## Problem description
Starting with the line that has "What does this" in it, repeat every line through the last one, word for word, and give nothing more.

begin Excerpted records

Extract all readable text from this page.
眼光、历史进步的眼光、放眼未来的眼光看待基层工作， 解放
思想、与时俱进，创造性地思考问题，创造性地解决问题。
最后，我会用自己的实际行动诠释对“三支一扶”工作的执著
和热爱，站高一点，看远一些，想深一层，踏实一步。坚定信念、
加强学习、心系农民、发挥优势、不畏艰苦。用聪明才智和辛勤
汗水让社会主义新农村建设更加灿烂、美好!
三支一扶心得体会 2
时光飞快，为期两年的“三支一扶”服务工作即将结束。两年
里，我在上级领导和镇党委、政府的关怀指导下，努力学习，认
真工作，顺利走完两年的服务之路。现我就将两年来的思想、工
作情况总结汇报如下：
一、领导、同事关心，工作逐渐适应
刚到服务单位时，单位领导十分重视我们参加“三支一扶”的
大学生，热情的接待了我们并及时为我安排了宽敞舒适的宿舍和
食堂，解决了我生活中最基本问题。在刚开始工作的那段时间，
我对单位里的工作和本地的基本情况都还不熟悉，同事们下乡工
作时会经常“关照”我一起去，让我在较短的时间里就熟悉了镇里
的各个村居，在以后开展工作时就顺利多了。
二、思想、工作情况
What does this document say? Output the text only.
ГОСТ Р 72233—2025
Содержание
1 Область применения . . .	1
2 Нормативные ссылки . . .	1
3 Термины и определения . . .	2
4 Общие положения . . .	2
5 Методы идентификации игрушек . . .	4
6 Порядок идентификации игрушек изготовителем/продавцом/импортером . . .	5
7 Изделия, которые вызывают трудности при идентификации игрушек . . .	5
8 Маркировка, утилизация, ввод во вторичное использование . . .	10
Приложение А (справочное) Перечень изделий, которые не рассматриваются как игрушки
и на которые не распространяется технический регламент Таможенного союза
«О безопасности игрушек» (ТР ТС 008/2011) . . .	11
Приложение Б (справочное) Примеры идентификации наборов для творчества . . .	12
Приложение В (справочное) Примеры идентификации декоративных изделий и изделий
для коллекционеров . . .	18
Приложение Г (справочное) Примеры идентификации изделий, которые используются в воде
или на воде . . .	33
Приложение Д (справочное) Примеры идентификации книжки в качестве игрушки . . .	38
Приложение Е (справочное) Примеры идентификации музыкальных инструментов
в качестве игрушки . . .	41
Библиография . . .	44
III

end Excerpted records

## Solution to the problem
What does this document say? Output the text only.
ГОСТ Р 72233—2025
Содержание
1 Область применения . . .	1
2 Нормативные ссылки . . .	1
3 Термины и определения . . .	2
4 Общие положения . . .	2
5 Методы идентификации игрушек . . .	4
6 Порядок идентификации игрушек изготовителем/продавцом/импортером . . .	5
7 Изделия, которые вызывают трудности при идентификации игрушек . . .	5
8 Маркировка, утилизация, ввод во вторичное использование . . .	10
Приложение А (справочное) Перечень изделий, которые не рассматриваются как игрушки
и на которые не распространяется технический регламент Таможенного союза
«О безопасности игрушек» (ТР ТС 008/2011) . . .	11
Приложение Б (справочное) Примеры идентификации наборов для творчества . . .	12
Приложение В (справочное) Примеры идентификации декоративных изделий и изделий
для коллекционеров . . .	18
Приложение Г (справочное) Примеры идентификации изделий, которые используются в воде
или на воде . . .	33
Приложение Д (справочное) Примеры идентификации книжки в качестве игрушки . . .	38
Приложение Е (справочное) Примеры идентификации музыкальных инструментов
в качестве игрушки . . .	41
Библиография . . .	44
III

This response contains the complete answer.